• [What to produce]
Output only the span of lines that begins at the line containing "Read out every word on this page." and ends at the last line of the data, both included, exactly as they appear.

• [Data shown]
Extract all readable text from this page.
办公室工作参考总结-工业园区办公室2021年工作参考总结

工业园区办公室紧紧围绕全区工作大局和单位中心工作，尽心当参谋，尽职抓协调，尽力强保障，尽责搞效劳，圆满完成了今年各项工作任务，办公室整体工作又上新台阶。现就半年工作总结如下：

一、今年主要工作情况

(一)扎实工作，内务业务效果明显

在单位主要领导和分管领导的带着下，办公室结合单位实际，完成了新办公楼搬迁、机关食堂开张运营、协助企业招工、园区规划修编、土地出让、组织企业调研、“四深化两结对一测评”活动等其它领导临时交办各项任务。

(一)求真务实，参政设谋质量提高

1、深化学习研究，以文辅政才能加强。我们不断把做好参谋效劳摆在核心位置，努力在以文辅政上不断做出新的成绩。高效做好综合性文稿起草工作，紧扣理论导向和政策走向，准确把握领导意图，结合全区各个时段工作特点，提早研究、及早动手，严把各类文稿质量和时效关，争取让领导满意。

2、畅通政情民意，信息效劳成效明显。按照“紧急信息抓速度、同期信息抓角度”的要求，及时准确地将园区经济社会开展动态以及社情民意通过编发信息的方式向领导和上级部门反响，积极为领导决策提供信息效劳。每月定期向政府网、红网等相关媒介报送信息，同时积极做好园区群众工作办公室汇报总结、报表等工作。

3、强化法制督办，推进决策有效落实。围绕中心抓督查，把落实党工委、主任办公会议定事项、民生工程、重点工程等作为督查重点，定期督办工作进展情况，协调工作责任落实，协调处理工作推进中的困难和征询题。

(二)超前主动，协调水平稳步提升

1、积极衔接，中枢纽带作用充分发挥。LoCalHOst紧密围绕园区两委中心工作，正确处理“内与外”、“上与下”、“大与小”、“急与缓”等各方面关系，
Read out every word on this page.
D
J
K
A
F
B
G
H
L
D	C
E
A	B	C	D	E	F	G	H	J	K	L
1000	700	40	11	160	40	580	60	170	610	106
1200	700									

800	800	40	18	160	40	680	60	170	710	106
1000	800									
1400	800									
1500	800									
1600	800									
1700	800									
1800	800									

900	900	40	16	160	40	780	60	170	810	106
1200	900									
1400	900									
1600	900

• [Result]
Read out every word on this page.
D
J
K
A
F
B
G
H
L
D	C
E
A	B	C	D	E	F	G	H	J	K	L
1000	700	40	11	160	40	580	60	170	610	106
1200	700									

800	800	40	18	160	40	680	60	170	710	106
1000	800									
1400	800									
1500	800									
1600	800									
1700	800									
1800	800									

900	900	40	16	160	40	780	60	170	810	106
1200	900									
1400	900									
1600	900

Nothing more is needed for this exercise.